• WRITTEN PROBLEM
Determine the count of lines holding the string "abscessus". Return only the number.
++++
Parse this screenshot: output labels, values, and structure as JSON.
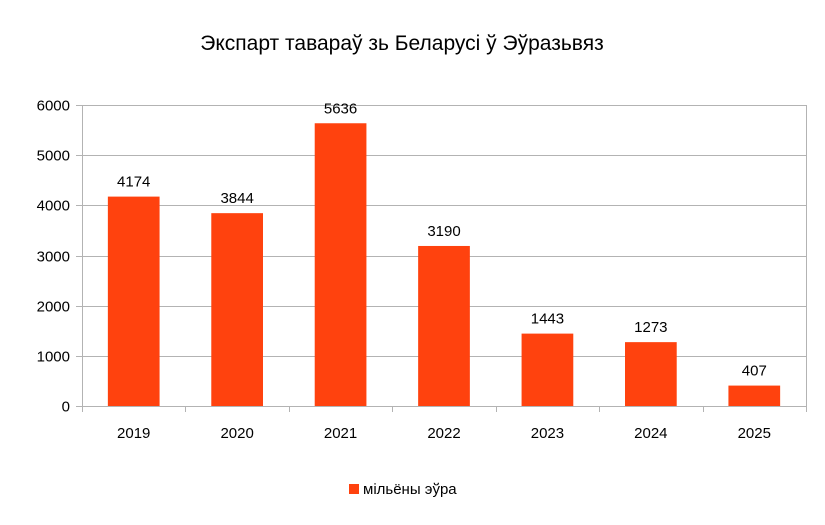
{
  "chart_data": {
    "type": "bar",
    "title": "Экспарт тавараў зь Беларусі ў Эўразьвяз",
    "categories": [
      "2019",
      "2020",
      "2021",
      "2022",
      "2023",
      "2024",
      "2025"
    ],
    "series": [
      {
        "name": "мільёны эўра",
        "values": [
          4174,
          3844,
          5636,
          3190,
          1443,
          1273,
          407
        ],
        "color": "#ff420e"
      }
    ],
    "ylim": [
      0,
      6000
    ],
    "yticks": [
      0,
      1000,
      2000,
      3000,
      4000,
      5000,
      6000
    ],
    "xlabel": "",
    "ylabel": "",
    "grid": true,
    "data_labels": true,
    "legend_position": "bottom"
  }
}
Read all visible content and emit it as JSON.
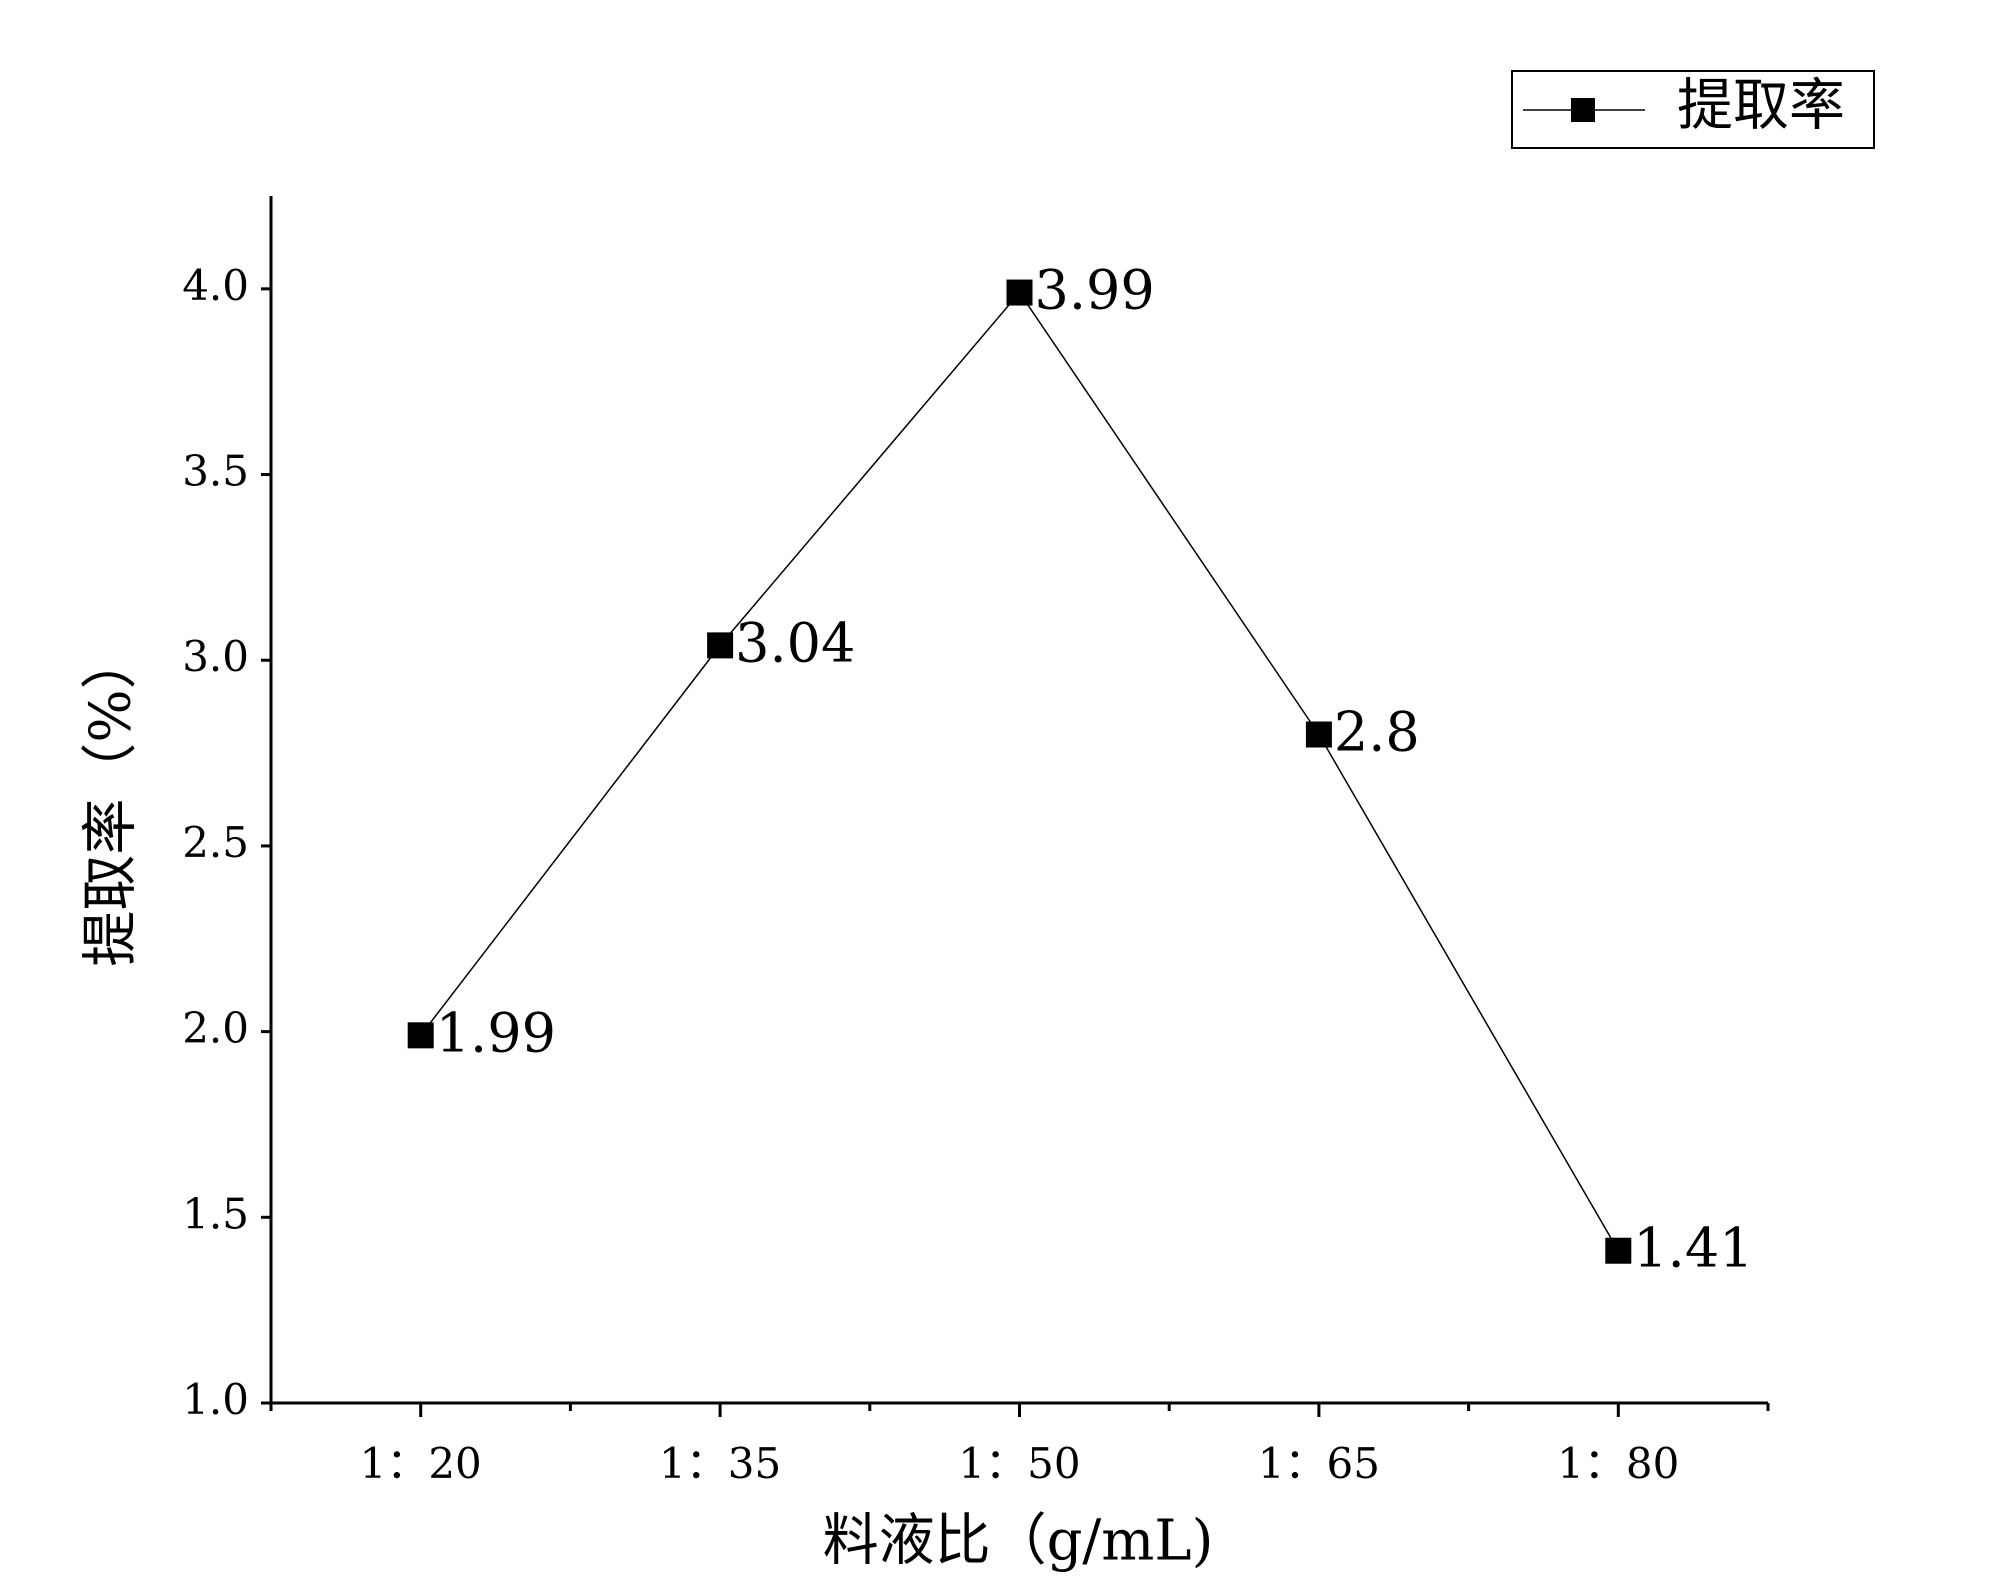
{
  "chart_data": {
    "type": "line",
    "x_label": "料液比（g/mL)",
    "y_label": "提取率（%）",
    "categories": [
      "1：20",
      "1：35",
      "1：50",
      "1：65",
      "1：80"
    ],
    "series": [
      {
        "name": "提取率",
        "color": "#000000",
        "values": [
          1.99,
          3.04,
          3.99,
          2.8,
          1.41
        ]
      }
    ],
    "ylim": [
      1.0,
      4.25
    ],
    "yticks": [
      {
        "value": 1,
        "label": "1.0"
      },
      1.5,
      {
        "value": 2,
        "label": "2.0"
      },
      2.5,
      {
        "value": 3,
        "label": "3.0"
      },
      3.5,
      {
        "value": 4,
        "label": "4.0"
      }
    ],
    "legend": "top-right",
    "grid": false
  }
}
++++
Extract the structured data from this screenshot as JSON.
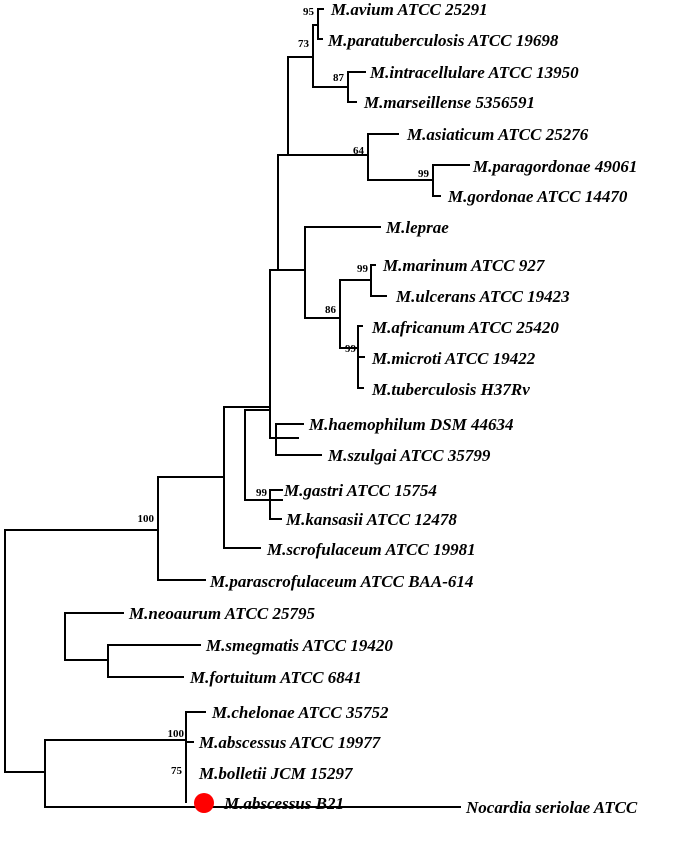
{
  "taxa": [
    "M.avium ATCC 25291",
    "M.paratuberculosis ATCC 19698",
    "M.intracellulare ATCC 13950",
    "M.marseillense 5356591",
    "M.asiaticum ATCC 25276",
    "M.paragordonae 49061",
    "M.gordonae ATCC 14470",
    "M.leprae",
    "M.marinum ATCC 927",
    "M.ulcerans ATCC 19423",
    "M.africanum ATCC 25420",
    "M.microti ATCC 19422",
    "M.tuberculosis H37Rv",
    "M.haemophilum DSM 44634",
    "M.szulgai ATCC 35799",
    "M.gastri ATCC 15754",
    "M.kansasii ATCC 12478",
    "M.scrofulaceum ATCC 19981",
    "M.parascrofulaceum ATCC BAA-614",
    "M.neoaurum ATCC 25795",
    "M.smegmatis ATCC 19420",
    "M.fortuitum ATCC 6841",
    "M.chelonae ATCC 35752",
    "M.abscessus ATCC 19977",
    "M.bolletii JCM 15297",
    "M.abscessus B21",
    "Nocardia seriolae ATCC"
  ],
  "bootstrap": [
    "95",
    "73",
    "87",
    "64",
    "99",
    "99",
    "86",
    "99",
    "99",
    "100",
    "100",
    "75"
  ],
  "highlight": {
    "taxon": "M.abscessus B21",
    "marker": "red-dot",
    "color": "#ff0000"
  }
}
++++
• TASK RESPONSE
3